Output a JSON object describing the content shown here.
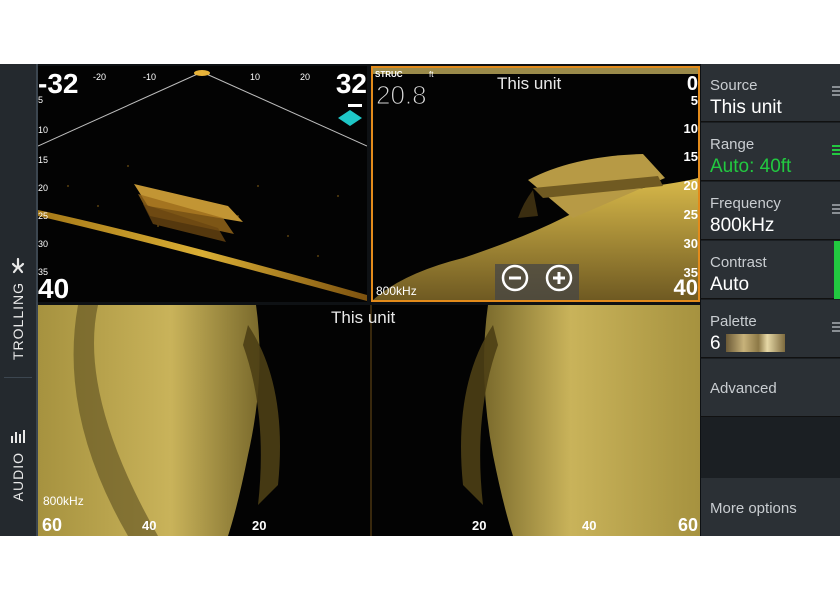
{
  "side_tabs": {
    "trolling": "TROLLING",
    "audio": "AUDIO"
  },
  "sideview": {
    "left_range": "-32",
    "right_range": "32",
    "top_ticks": [
      "-20",
      "-10",
      "10",
      "20"
    ],
    "depth_ticks": [
      "5",
      "10",
      "15",
      "20",
      "25",
      "30",
      "35"
    ],
    "bottom_depth": "40"
  },
  "downscan": {
    "source_label": "STRUC",
    "source_unit": "ft",
    "depth_reading": "20.8",
    "title": "This unit",
    "top_depth": "0",
    "depth_ticks": [
      "5",
      "10",
      "15",
      "20",
      "25",
      "30",
      "35"
    ],
    "bottom_depth": "40",
    "frequency": "800kHz"
  },
  "structure": {
    "title": "This unit",
    "frequency": "800kHz",
    "left_range": "60",
    "right_range": "60",
    "left_ticks": [
      "40",
      "20"
    ],
    "right_ticks": [
      "20",
      "40"
    ]
  },
  "menu": {
    "source": {
      "label": "Source",
      "value": "This unit"
    },
    "range": {
      "label": "Range",
      "value": "Auto: 40ft"
    },
    "frequency": {
      "label": "Frequency",
      "value": "800kHz"
    },
    "contrast": {
      "label": "Contrast",
      "value": "Auto"
    },
    "palette": {
      "label": "Palette",
      "value": "6"
    },
    "advanced": "Advanced",
    "more_options": "More options"
  },
  "colors": {
    "accent_active": "#e38b1b",
    "menu_highlight": "#22c940",
    "sonar_gold": "#d8b94a"
  },
  "icons": {
    "trolling": "trolling-motor-icon",
    "audio": "audio-bars-icon",
    "zoom_out": "minus-circle-icon",
    "zoom_in": "plus-circle-icon",
    "transducer": "transducer-cone-icon"
  }
}
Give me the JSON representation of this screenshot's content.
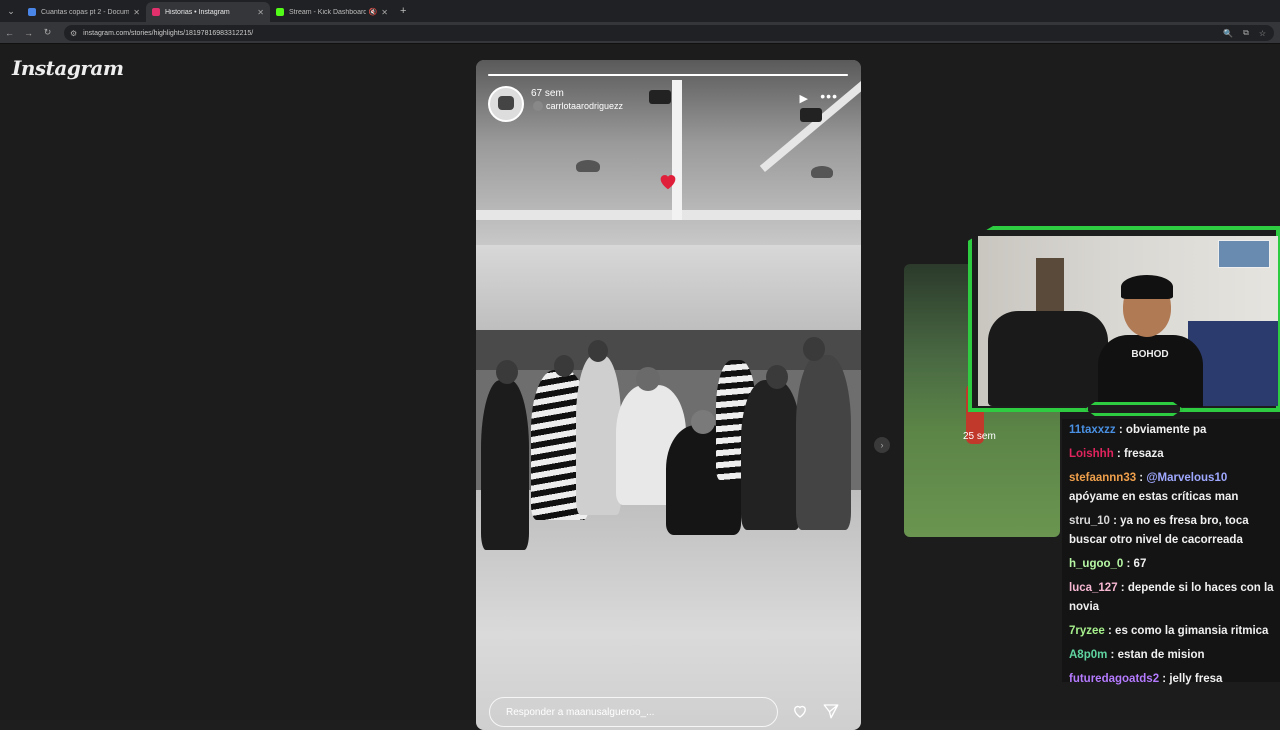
{
  "browser": {
    "tabs": [
      {
        "title": "Cuantas copas pt 2 - Documen",
        "active": false,
        "favicon_color": "#4a86e8"
      },
      {
        "title": "Historias • Instagram",
        "active": true,
        "favicon_color": "#e1306c"
      },
      {
        "title": "Stream - Kick Dashboard",
        "active": false,
        "favicon_color": "#53fc18",
        "muted": true
      }
    ],
    "url": "instagram.com/stories/highlights/18197816983312215/"
  },
  "instagram": {
    "logo": "Instagram",
    "story": {
      "time": "67 sem",
      "username": "carrlotaarodriguezz",
      "reply_placeholder": "Responder a maanusalgueroo_..."
    },
    "side_story": {
      "time": "25 sem"
    }
  },
  "webcam": {
    "shirt_text": "BOHOD"
  },
  "chat": {
    "messages": [
      {
        "user": "11taxxzz",
        "color": "#4a90e2",
        "text": "obviamente pa"
      },
      {
        "user": "Loishhh",
        "color": "#e0245e",
        "text": "fresaza"
      },
      {
        "user": "stefaannn33",
        "color": "#f0a04b",
        "mention": "@Marvelous10",
        "text": "apóyame en estas críticas man"
      },
      {
        "user": "stru_10",
        "color": "#d8d8d8",
        "text": "ya no es fresa bro, toca buscar otro nivel de cacorreada"
      },
      {
        "user": "h_ugoo_0",
        "color": "#b6f7a4",
        "text": "67"
      },
      {
        "user": "luca_127",
        "color": "#f7b7d2",
        "text": "depende si lo haces con la novia"
      },
      {
        "user": "7ryzee",
        "color": "#a6f08c",
        "text": "es como la gimansia ritmica"
      },
      {
        "user": "A8p0m",
        "color": "#5fd4a0",
        "text": "estan de mision"
      },
      {
        "user": "futuredagoatds2",
        "color": "#b57bff",
        "text": "jelly fresa"
      }
    ]
  }
}
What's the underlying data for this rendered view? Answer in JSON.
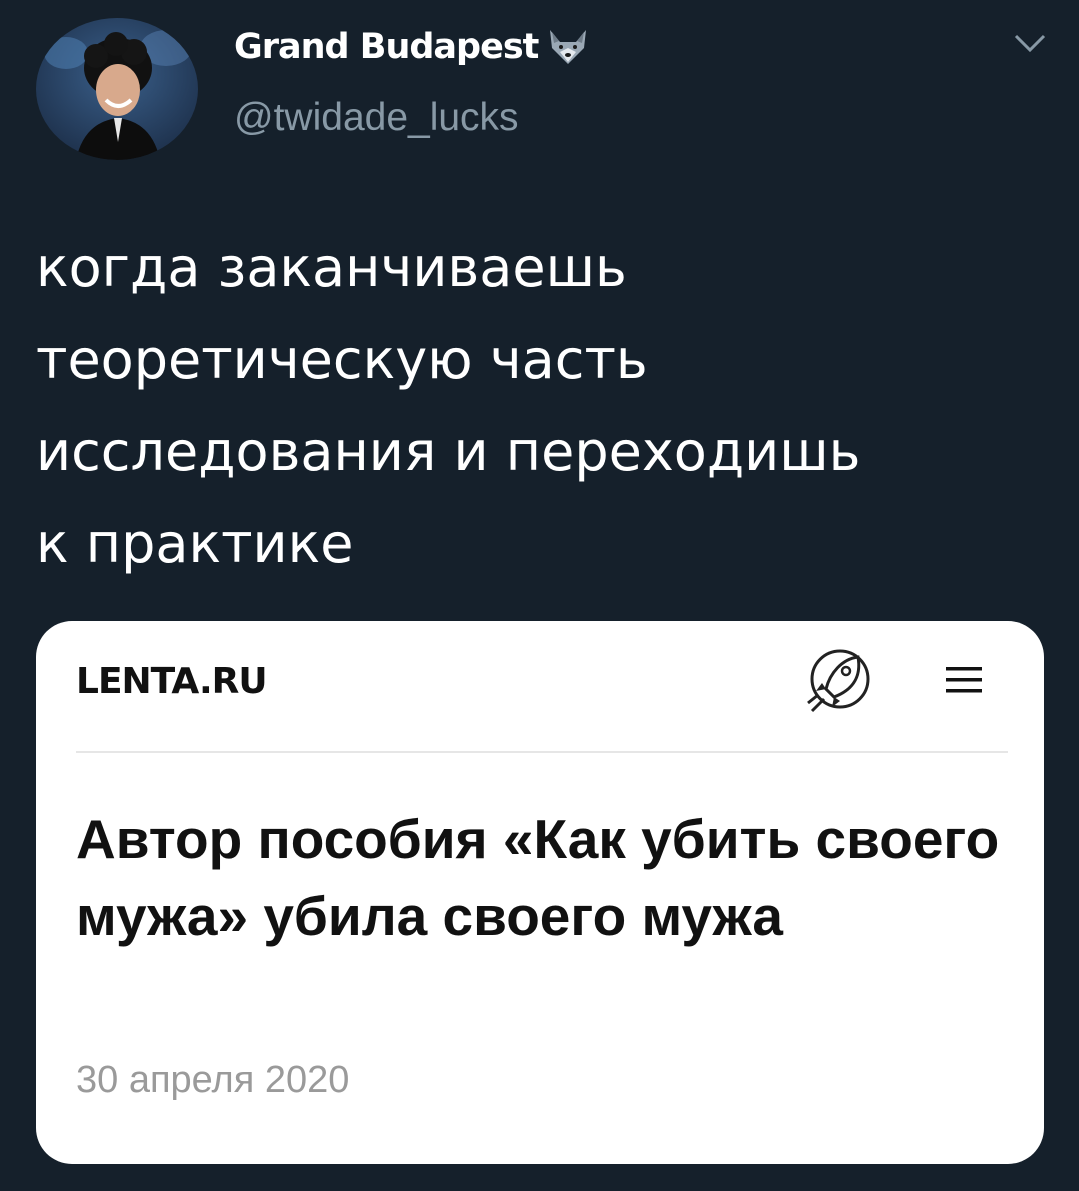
{
  "tweet": {
    "display_name": "Grand Budapest",
    "name_emoji": "wolf-face-icon",
    "handle": "@twidade_lucks",
    "text": "когда заканчиваешь\nтеоретическую часть\nисследования и переходишь\nк практике"
  },
  "card": {
    "site_logo": "LENTA.RU",
    "rocket_icon": "rocket-icon",
    "menu_icon": "hamburger-menu-icon",
    "headline": "Автор пособия «Как убить своего мужа» убила своего мужа",
    "date": "30 апреля 2020"
  },
  "colors": {
    "background": "#15202b",
    "primary_text": "#ffffff",
    "secondary_text": "#8899a6",
    "card_background": "#ffffff",
    "headline_text": "#111111",
    "date_text": "#9a9a9a"
  }
}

PROBLEM DETAILS: Restate the data above exactly, stripping out each image.

PROBLEM SOLUTION:
Output a JSON object describing the content shown here.
{
  "side_tabs": {
    "trolling": "TROLLING",
    "audio": "AUDIO"
  },
  "sideview": {
    "left_range": "-32",
    "right_range": "32",
    "top_ticks": [
      "-20",
      "-10",
      "10",
      "20"
    ],
    "depth_ticks": [
      "5",
      "10",
      "15",
      "20",
      "25",
      "30",
      "35"
    ],
    "bottom_depth": "40"
  },
  "downscan": {
    "source_label": "STRUC",
    "source_unit": "ft",
    "depth_reading": "20.8",
    "title": "This unit",
    "top_depth": "0",
    "depth_ticks": [
      "5",
      "10",
      "15",
      "20",
      "25",
      "30",
      "35"
    ],
    "bottom_depth": "40",
    "frequency": "800kHz"
  },
  "structure": {
    "title": "This unit",
    "frequency": "800kHz",
    "left_range": "60",
    "right_range": "60",
    "left_ticks": [
      "40",
      "20"
    ],
    "right_ticks": [
      "20",
      "40"
    ]
  },
  "menu": {
    "source": {
      "label": "Source",
      "value": "This unit"
    },
    "range": {
      "label": "Range",
      "value": "Auto: 40ft"
    },
    "frequency": {
      "label": "Frequency",
      "value": "800kHz"
    },
    "contrast": {
      "label": "Contrast",
      "value": "Auto"
    },
    "palette": {
      "label": "Palette",
      "value": "6"
    },
    "advanced": "Advanced",
    "more_options": "More options"
  },
  "colors": {
    "accent_active": "#e38b1b",
    "menu_highlight": "#22c940",
    "sonar_gold": "#d8b94a"
  },
  "icons": {
    "trolling": "trolling-motor-icon",
    "audio": "audio-bars-icon",
    "zoom_out": "minus-circle-icon",
    "zoom_in": "plus-circle-icon",
    "transducer": "transducer-cone-icon"
  }
}
Give me the JSON representation of this screenshot's content.
{
  "browser": {
    "tabs": [
      {
        "title": "Cuantas copas pt 2 - Documen",
        "active": false,
        "favicon_color": "#4a86e8"
      },
      {
        "title": "Historias • Instagram",
        "active": true,
        "favicon_color": "#e1306c"
      },
      {
        "title": "Stream - Kick Dashboard",
        "active": false,
        "favicon_color": "#53fc18",
        "muted": true
      }
    ],
    "url": "instagram.com/stories/highlights/18197816983312215/"
  },
  "instagram": {
    "logo": "Instagram",
    "story": {
      "time": "67 sem",
      "username": "carrlotaarodriguezz",
      "reply_placeholder": "Responder a maanusalgueroo_..."
    },
    "side_story": {
      "time": "25 sem"
    }
  },
  "webcam": {
    "shirt_text": "BOHOD"
  },
  "chat": {
    "messages": [
      {
        "user": "11taxxzz",
        "color": "#4a90e2",
        "text": "obviamente pa"
      },
      {
        "user": "Loishhh",
        "color": "#e0245e",
        "text": "fresaza"
      },
      {
        "user": "stefaannn33",
        "color": "#f0a04b",
        "mention": "@Marvelous10",
        "text": "apóyame en estas críticas man"
      },
      {
        "user": "stru_10",
        "color": "#d8d8d8",
        "text": "ya no es fresa bro, toca buscar otro nivel de cacorreada"
      },
      {
        "user": "h_ugoo_0",
        "color": "#b6f7a4",
        "text": "67"
      },
      {
        "user": "luca_127",
        "color": "#f7b7d2",
        "text": "depende si lo haces con la novia"
      },
      {
        "user": "7ryzee",
        "color": "#a6f08c",
        "text": "es como la gimansia ritmica"
      },
      {
        "user": "A8p0m",
        "color": "#5fd4a0",
        "text": "estan de mision"
      },
      {
        "user": "futuredagoatds2",
        "color": "#b57bff",
        "text": "jelly fresa"
      }
    ]
  }
}
What's the underlying data for this rendered view? Answer in JSON.
{
  "tweet": {
    "display_name": "Grand Budapest",
    "name_emoji": "wolf-face-icon",
    "handle": "@twidade_lucks",
    "text": "когда заканчиваешь\nтеоретическую часть\nисследования и переходишь\nк практике"
  },
  "card": {
    "site_logo": "LENTA.RU",
    "rocket_icon": "rocket-icon",
    "menu_icon": "hamburger-menu-icon",
    "headline": "Автор пособия «Как убить своего мужа» убила своего мужа",
    "date": "30 апреля 2020"
  },
  "colors": {
    "background": "#15202b",
    "primary_text": "#ffffff",
    "secondary_text": "#8899a6",
    "card_background": "#ffffff",
    "headline_text": "#111111",
    "date_text": "#9a9a9a"
  }
}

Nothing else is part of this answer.